EXERCISE TASK: Copy every line of the items below character for character, omitting the picture lines from your answer.

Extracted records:
****

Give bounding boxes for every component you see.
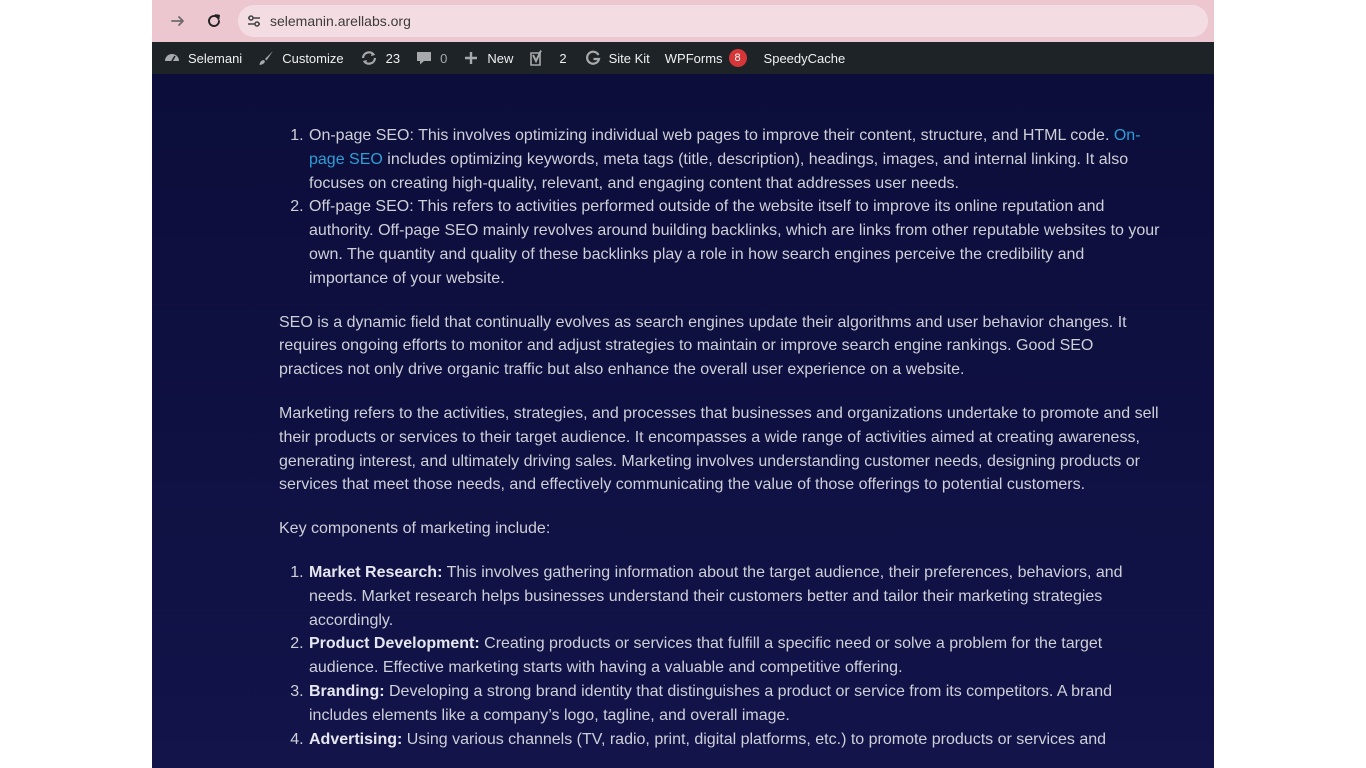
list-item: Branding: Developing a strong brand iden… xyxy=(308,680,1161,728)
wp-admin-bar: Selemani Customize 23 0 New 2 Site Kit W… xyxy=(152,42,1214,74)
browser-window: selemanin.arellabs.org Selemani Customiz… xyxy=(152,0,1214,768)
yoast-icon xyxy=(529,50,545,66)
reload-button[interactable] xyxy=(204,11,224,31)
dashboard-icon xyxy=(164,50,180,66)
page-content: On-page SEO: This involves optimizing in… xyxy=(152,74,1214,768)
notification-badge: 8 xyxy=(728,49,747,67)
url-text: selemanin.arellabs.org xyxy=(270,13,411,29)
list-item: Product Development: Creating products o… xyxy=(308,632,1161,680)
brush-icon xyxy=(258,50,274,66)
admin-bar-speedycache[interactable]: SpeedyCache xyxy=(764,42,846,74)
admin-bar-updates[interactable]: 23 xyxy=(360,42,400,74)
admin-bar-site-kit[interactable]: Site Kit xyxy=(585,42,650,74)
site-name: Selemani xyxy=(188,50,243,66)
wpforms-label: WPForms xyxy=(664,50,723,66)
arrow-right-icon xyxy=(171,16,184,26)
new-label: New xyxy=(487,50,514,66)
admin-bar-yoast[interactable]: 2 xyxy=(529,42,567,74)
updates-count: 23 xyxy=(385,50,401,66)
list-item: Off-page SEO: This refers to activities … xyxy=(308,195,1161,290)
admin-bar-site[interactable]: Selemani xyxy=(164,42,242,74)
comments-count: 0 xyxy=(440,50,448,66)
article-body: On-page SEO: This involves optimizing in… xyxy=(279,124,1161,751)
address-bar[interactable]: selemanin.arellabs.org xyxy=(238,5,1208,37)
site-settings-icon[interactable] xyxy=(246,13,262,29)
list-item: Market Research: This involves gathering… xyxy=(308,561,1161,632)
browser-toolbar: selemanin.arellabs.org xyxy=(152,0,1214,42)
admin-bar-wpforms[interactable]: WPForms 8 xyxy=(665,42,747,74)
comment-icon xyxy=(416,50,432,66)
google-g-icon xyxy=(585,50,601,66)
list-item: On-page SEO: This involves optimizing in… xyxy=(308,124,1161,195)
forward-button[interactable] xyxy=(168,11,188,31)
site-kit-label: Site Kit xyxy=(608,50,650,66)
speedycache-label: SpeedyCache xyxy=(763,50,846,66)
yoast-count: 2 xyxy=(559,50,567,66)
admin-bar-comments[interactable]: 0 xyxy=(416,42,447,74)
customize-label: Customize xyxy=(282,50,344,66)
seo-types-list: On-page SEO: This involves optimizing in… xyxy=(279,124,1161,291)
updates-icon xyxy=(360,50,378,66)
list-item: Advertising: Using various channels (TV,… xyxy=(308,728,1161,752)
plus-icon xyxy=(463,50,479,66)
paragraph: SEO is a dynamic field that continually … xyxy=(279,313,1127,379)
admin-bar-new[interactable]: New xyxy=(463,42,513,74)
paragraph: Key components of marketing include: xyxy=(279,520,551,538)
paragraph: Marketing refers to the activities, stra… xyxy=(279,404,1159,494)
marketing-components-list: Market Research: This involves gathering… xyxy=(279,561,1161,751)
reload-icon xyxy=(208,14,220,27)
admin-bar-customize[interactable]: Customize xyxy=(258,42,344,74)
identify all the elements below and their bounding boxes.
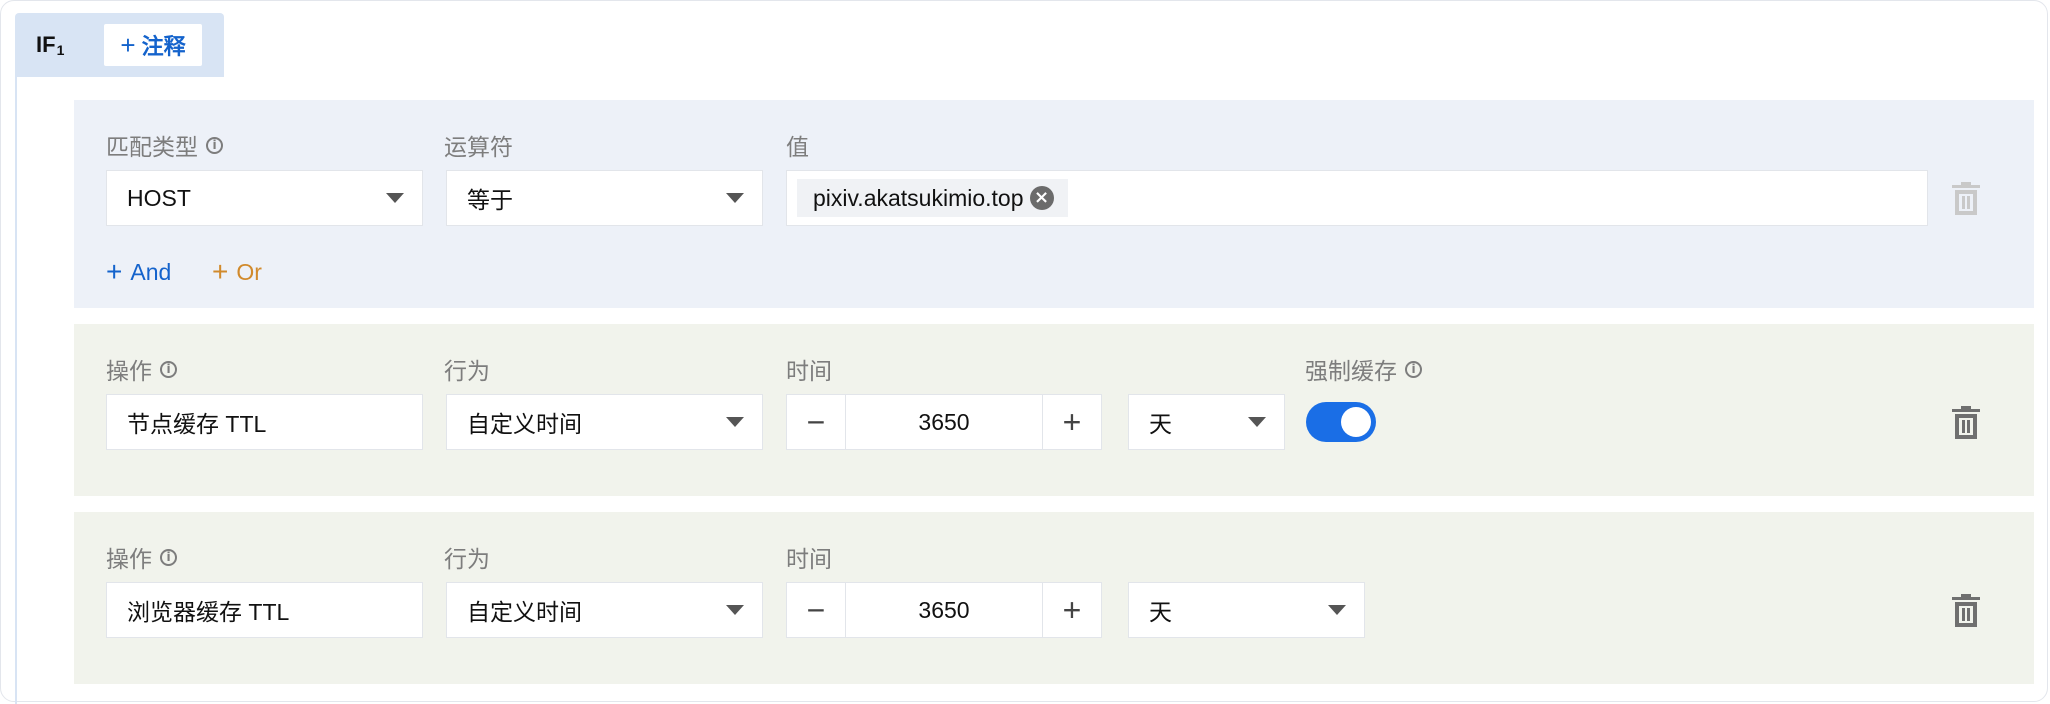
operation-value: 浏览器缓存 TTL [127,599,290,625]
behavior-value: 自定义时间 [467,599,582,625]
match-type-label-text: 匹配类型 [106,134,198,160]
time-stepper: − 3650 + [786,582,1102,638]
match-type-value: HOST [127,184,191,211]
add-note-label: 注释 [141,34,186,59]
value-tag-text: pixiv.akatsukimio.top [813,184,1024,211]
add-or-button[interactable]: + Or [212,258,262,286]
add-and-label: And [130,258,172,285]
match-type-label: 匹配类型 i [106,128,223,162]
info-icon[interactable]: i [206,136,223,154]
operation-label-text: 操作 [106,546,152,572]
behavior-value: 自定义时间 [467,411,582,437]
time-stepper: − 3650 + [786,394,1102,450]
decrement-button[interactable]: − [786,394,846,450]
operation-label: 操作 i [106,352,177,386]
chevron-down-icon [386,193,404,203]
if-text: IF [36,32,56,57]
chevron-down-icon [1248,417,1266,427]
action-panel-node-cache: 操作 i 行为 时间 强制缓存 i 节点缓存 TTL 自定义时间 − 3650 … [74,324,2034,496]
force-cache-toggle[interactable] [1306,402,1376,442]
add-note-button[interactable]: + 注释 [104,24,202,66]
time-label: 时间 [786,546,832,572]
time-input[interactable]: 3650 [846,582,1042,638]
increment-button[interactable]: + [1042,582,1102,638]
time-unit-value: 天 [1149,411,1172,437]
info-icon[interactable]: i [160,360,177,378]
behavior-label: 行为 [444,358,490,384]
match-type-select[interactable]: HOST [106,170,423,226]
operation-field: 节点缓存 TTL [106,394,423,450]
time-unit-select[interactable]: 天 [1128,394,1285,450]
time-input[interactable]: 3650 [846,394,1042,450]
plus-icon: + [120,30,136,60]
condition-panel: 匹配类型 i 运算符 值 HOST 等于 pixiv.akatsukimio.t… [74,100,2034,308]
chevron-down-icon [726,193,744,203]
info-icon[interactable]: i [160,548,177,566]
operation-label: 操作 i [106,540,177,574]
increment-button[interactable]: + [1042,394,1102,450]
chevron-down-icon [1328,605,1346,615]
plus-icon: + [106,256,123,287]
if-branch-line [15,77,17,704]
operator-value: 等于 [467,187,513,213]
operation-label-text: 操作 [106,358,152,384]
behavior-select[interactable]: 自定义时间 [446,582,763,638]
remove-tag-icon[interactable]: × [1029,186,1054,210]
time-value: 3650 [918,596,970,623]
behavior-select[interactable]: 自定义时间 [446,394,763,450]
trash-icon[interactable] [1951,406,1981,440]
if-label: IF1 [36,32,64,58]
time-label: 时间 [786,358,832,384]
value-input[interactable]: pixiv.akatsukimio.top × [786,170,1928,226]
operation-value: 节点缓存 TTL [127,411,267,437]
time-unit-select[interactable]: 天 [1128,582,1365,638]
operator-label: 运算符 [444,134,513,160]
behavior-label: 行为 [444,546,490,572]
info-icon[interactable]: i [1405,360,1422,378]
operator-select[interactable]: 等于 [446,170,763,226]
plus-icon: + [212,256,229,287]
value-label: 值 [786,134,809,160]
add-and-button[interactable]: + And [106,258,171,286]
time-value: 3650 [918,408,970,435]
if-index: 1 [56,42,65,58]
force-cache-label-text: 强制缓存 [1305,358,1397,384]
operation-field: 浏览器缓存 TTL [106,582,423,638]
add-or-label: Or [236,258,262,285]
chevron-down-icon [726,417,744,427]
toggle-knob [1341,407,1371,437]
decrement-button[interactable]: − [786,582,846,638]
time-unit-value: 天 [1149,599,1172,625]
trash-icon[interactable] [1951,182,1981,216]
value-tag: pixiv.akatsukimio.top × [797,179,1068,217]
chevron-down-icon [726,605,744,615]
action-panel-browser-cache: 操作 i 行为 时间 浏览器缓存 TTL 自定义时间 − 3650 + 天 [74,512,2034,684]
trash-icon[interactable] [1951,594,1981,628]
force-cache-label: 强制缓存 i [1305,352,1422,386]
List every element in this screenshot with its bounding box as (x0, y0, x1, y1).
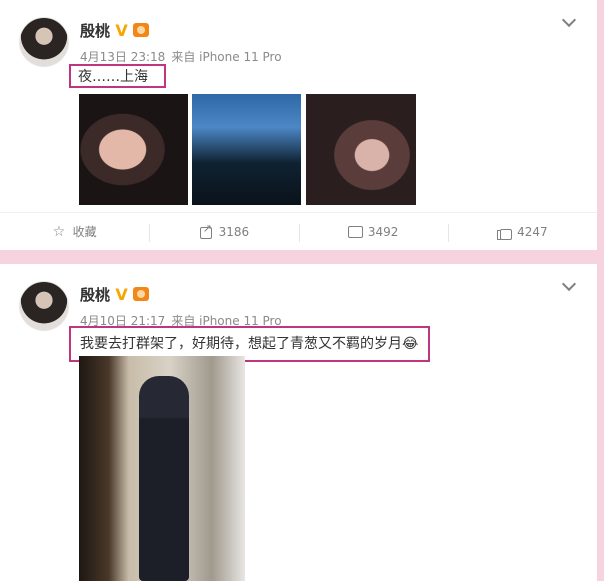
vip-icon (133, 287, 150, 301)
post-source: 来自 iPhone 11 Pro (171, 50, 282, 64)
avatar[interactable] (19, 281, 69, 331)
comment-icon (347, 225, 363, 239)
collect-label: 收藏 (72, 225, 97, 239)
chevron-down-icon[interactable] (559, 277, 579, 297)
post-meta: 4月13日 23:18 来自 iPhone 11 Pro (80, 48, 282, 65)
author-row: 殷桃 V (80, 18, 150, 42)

****

THE RESPONSE:
Give bounding boxes for every component you see.
list-item: Branding: Developing a strong brand iden… xyxy=(308,680,1161,728)
wp-admin-bar: Selemani Customize 23 0 New 2 Site Kit W… xyxy=(152,42,1214,74)
browser-window: selemanin.arellabs.org Selemani Customiz… xyxy=(152,0,1214,768)
yoast-icon xyxy=(529,50,545,66)
reload-button[interactable] xyxy=(204,11,224,31)
dashboard-icon xyxy=(164,50,180,66)
page-content: On-page SEO: This involves optimizing in… xyxy=(152,74,1214,768)
notification-badge: 8 xyxy=(728,49,747,67)
url-text: selemanin.arellabs.org xyxy=(270,13,411,29)
list-item: Product Development: Creating products o… xyxy=(308,632,1161,680)
brush-icon xyxy=(258,50,274,66)
admin-bar-speedycache[interactable]: SpeedyCache xyxy=(764,42,846,74)
admin-bar-updates[interactable]: 23 xyxy=(360,42,400,74)
admin-bar-site-kit[interactable]: Site Kit xyxy=(585,42,650,74)
site-name: Selemani xyxy=(188,50,243,66)
wpforms-label: WPForms xyxy=(664,50,723,66)
arrow-right-icon xyxy=(171,16,184,26)
new-label: New xyxy=(487,50,514,66)
admin-bar-yoast[interactable]: 2 xyxy=(529,42,567,74)
updates-count: 23 xyxy=(385,50,401,66)
list-item: Off-page SEO: This refers to activities … xyxy=(308,195,1161,290)
admin-bar-site[interactable]: Selemani xyxy=(164,42,242,74)
comments-count: 0 xyxy=(440,50,448,66)
article-body: On-page SEO: This involves optimizing in… xyxy=(279,124,1161,751)
address-bar[interactable]: selemanin.arellabs.org xyxy=(238,5,1208,37)
site-settings-icon[interactable] xyxy=(246,13,262,29)
list-item: Market Research: This involves gathering… xyxy=(308,561,1161,632)
browser-toolbar: selemanin.arellabs.org xyxy=(152,0,1214,42)
admin-bar-wpforms[interactable]: WPForms 8 xyxy=(665,42,747,74)
comment-icon xyxy=(416,50,432,66)
google-g-icon xyxy=(585,50,601,66)
list-item: On-page SEO: This involves optimizing in… xyxy=(308,124,1161,195)
forward-button[interactable] xyxy=(168,11,188,31)
site-kit-label: Site Kit xyxy=(608,50,650,66)
speedycache-label: SpeedyCache xyxy=(763,50,846,66)
yoast-count: 2 xyxy=(559,50,567,66)
admin-bar-comments[interactable]: 0 xyxy=(416,42,447,74)
customize-label: Customize xyxy=(282,50,344,66)
seo-types-list: On-page SEO: This involves optimizing in… xyxy=(279,124,1161,291)
updates-icon xyxy=(360,50,378,66)
list-item: Advertising: Using various channels (TV,… xyxy=(308,728,1161,752)
plus-icon xyxy=(463,50,479,66)
paragraph: SEO is a dynamic field that continually … xyxy=(279,313,1127,379)
admin-bar-new[interactable]: New xyxy=(463,42,513,74)
paragraph: Key components of marketing include: xyxy=(279,520,551,538)
paragraph: Marketing refers to the activities, stra… xyxy=(279,404,1159,494)
marketing-components-list: Market Research: This involves gathering… xyxy=(279,561,1161,751)
reload-icon xyxy=(208,14,220,27)
admin-bar-customize[interactable]: Customize xyxy=(258,42,344,74)
identify all the elements below and their bounding boxes.
operation-value: 浏览器缓存 TTL [127,599,290,625]
behavior-value: 自定义时间 [467,599,582,625]
match-type-label-text: 匹配类型 [106,134,198,160]
time-stepper: − 3650 + [786,582,1102,638]
match-type-value: HOST [127,184,191,211]
add-note-label: 注释 [141,34,186,59]
value-tag-text: pixiv.akatsukimio.top [813,184,1024,211]
add-or-button[interactable]: + Or [212,258,262,286]
add-and-label: And [130,258,172,285]
match-type-label: 匹配类型 i [106,128,223,162]
info-icon[interactable]: i [206,136,223,154]
operation-label-text: 操作 [106,546,152,572]
behavior-value: 自定义时间 [467,411,582,437]
time-stepper: − 3650 + [786,394,1102,450]
decrement-button[interactable]: − [786,394,846,450]
operation-label: 操作 i [106,352,177,386]
chevron-down-icon [386,193,404,203]
if-text: IF [36,32,56,57]
chevron-down-icon [1248,417,1266,427]
action-panel-node-cache: 操作 i 行为 时间 强制缓存 i 节点缓存 TTL 自定义时间 − 3650 … [74,324,2034,496]
force-cache-toggle[interactable] [1306,402,1376,442]
add-note-button[interactable]: + 注释 [104,24,202,66]
time-label: 时间 [786,546,832,572]
time-input[interactable]: 3650 [846,582,1042,638]
increment-button[interactable]: + [1042,582,1102,638]
time-unit-value: 天 [1149,411,1172,437]
info-icon[interactable]: i [160,360,177,378]
behavior-label: 行为 [444,358,490,384]
match-type-select[interactable]: HOST [106,170,423,226]
operation-field: 节点缓存 TTL [106,394,423,450]
time-unit-select[interactable]: 天 [1128,394,1285,450]
time-input[interactable]: 3650 [846,394,1042,450]
plus-icon: + [120,30,136,60]
condition-panel: 匹配类型 i 运算符 值 HOST 等于 pixiv.akatsukimio.t… [74,100,2034,308]
chevron-down-icon [726,193,744,203]
info-icon[interactable]: i [160,548,177,566]
operation-label: 操作 i [106,540,177,574]
increment-button[interactable]: + [1042,394,1102,450]
chevron-down-icon [1328,605,1346,615]
plus-icon: + [106,256,123,287]
if-branch-line [15,77,17,704]
operator-value: 等于 [467,187,513,213]
operation-label-text: 操作 [106,358,152,384]
behavior-select[interactable]: 自定义时间 [446,582,763,638]
remove-tag-icon[interactable]: × [1029,186,1054,210]
time-value: 3650 [918,596,970,623]
behavior-select[interactable]: 自定义时间 [446,394,763,450]
trash-icon[interactable] [1951,406,1981,440]
if-label: IF1 [36,32,64,58]
time-label: 时间 [786,358,832,384]
value-input[interactable]: pixiv.akatsukimio.top × [786,170,1928,226]
operation-value: 节点缓存 TTL [127,411,267,437]
time-unit-select[interactable]: 天 [1128,582,1365,638]
operator-label: 运算符 [444,134,513,160]
behavior-label: 行为 [444,546,490,572]
info-icon[interactable]: i [1405,360,1422,378]
operator-select[interactable]: 等于 [446,170,763,226]
plus-icon: + [212,256,229,287]
value-label: 值 [786,134,809,160]
add-and-button[interactable]: + And [106,258,171,286]
time-value: 3650 [918,408,970,435]
if-index: 1 [56,42,65,58]
force-cache-label-text: 强制缓存 [1305,358,1397,384]
operation-field: 浏览器缓存 TTL [106,582,423,638]
add-or-label: Or [236,258,262,285]
chevron-down-icon [726,417,744,427]
toggle-knob [1341,407,1371,437]
decrement-button[interactable]: − [786,582,846,638]
time-unit-value: 天 [1149,599,1172,625]
trash-icon[interactable] [1951,182,1981,216]
value-tag: pixiv.akatsukimio.top × [797,179,1068,217]
chevron-down-icon [726,605,744,615]
action-panel-browser-cache: 操作 i 行为 时间 浏览器缓存 TTL 自定义时间 − 3650 + 天 [74,512,2034,684]
trash-icon[interactable] [1951,594,1981,628]
force-cache-label: 强制缓存 i [1305,352,1422,386]
List every element in this screenshot with its bounding box as (x0, y0, x1, y1).
vip-icon (133, 287, 150, 301)
post-source: 来自 iPhone 11 Pro (171, 50, 282, 64)
avatar[interactable] (19, 281, 69, 331)
comment-icon (347, 225, 363, 239)
collect-label: 收藏 (72, 225, 97, 239)
chevron-down-icon[interactable] (559, 277, 579, 297)
post-meta: 4月13日 23:18 来自 iPhone 11 Pro (80, 48, 282, 65)
author-row: 殷桃 V (80, 18, 150, 42)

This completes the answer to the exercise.